>> Begin Extracted entries

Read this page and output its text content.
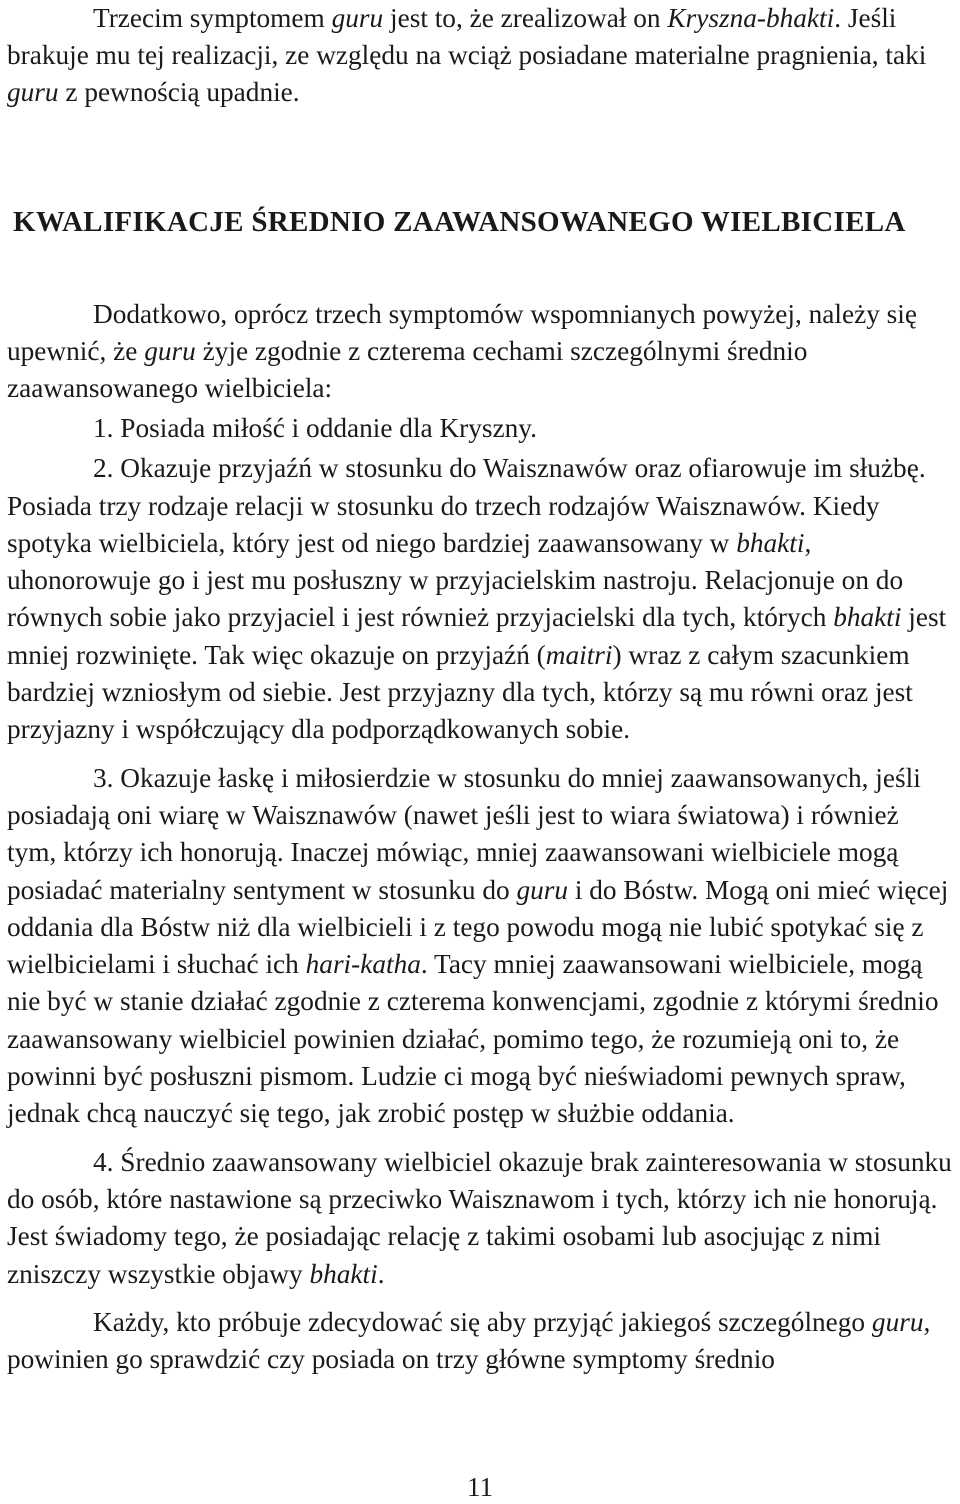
Trzecim symptomem guru jest to, że zrealizował on Kryszna-bhakti. Jeśli brakuje mu tej realizacji, ze względu na wciąż posiadane materialne pragnienia, taki guru z pewnością upadnie.

KWALIFIKACJE ŚREDNIO ZAAWANSOWANEGO WIELBICIELA

Dodatkowo, oprócz trzech symptomów wspomnianych powyżej, należy się upewnić, że guru żyje zgodnie z czterema cechami szczególnymi średnio zaawansowanego wielbiciela:

1. Posiada miłość i oddanie dla Kryszny.

2. Okazuje przyjaźń w stosunku do Waisznawów oraz ofiarowuje im służbę. Posiada trzy rodzaje relacji w stosunku do trzech rodzajów Waisznawów. Kiedy spotyka wielbiciela, który jest od niego bardziej zaawansowany w bhakti, uhonorowuje go i jest mu posłuszny w przyjacielskim nastroju. Relacjonuje on do równych sobie jako przyjaciel i jest również przyjacielski dla tych, których bhakti jest mniej rozwinięte. Tak więc okazuje on przyjaźń (maitri) wraz z całym szacunkiem bardziej wzniosłym od siebie. Jest przyjazny dla tych, którzy są mu równi oraz jest przyjazny i współczujący dla podporządkowanych sobie.

3. Okazuje łaskę i miłosierdzie w stosunku do mniej zaawansowanych, jeśli posiadają oni wiarę w Waisznawów (nawet jeśli jest to wiara światowa) i również tym, którzy ich honorują. Inaczej mówiąc, mniej zaawansowani wielbiciele mogą posiadać materialny sentyment w stosunku do guru i do Bóstw. Mogą oni mieć więcej oddania dla Bóstw niż dla wielbicieli i z tego powodu mogą nie lubić spotykać się z wielbicielami i słuchać ich hari-katha. Tacy mniej zaawansowani wielbiciele, mogą nie być w stanie działać zgodnie z czterema konwencjami, zgodnie z którymi średnio zaawansowany wielbiciel powinien działać, pomimo tego, że rozumieją oni to, że powinni być posłuszni pismom. Ludzie ci mogą być nieświadomi pewnych spraw, jednak chcą nauczyć się tego, jak zrobić postęp w służbie oddania.

4. Średnio zaawansowany wielbiciel okazuje brak zainteresowania w stosunku do osób, które nastawione są przeciwko Waisznawom i tych, którzy ich nie honorują. Jest świadomy tego, że posiadając relację z takimi osobami lub asocjując z nimi zniszczy wszystkie objawy bhakti.

Każdy, kto próbuje zdecydować się aby przyjąć jakiegoś szczególnego guru, powinien go sprawdzić czy posiada on trzy główne symptomy średnio

11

>> End Extracted entries

Copy the entries exactly. Leave out the images.

# [Solution to this problem]
Read this page and output its text content.
Trzecim symptomem guru jest to, że zrealizował on Kryszna-bhakti. Jeśli brakuje mu tej realizacji, ze względu na wciąż posiadane materialne pragnienia, taki guru z pewnością upadnie.

KWALIFIKACJE ŚREDNIO ZAAWANSOWANEGO WIELBICIELA

Dodatkowo, oprócz trzech symptomów wspomnianych powyżej, należy się upewnić, że guru żyje zgodnie z czterema cechami szczególnymi średnio zaawansowanego wielbiciela:

1. Posiada miłość i oddanie dla Kryszny.

2. Okazuje przyjaźń w stosunku do Waisznawów oraz ofiarowuje im służbę. Posiada trzy rodzaje relacji w stosunku do trzech rodzajów Waisznawów. Kiedy spotyka wielbiciela, który jest od niego bardziej zaawansowany w bhakti, uhonorowuje go i jest mu posłuszny w przyjacielskim nastroju. Relacjonuje on do równych sobie jako przyjaciel i jest również przyjacielski dla tych, których bhakti jest mniej rozwinięte. Tak więc okazuje on przyjaźń (maitri) wraz z całym szacunkiem bardziej wzniosłym od siebie. Jest przyjazny dla tych, którzy są mu równi oraz jest przyjazny i współczujący dla podporządkowanych sobie.

3. Okazuje łaskę i miłosierdzie w stosunku do mniej zaawansowanych, jeśli posiadają oni wiarę w Waisznawów (nawet jeśli jest to wiara światowa) i również tym, którzy ich honorują. Inaczej mówiąc, mniej zaawansowani wielbiciele mogą posiadać materialny sentyment w stosunku do guru i do Bóstw. Mogą oni mieć więcej oddania dla Bóstw niż dla wielbicieli i z tego powodu mogą nie lubić spotykać się z wielbicielami i słuchać ich hari-katha. Tacy mniej zaawansowani wielbiciele, mogą nie być w stanie działać zgodnie z czterema konwencjami, zgodnie z którymi średnio zaawansowany wielbiciel powinien działać, pomimo tego, że rozumieją oni to, że powinni być posłuszni pismom. Ludzie ci mogą być nieświadomi pewnych spraw, jednak chcą nauczyć się tego, jak zrobić postęp w służbie oddania.

4. Średnio zaawansowany wielbiciel okazuje brak zainteresowania w stosunku do osób, które nastawione są przeciwko Waisznawom i tych, którzy ich nie honorują. Jest świadomy tego, że posiadając relację z takimi osobami lub asocjując z nimi zniszczy wszystkie objawy bhakti.

Każdy, kto próbuje zdecydować się aby przyjąć jakiegoś szczególnego guru, powinien go sprawdzić czy posiada on trzy główne symptomy średnio

11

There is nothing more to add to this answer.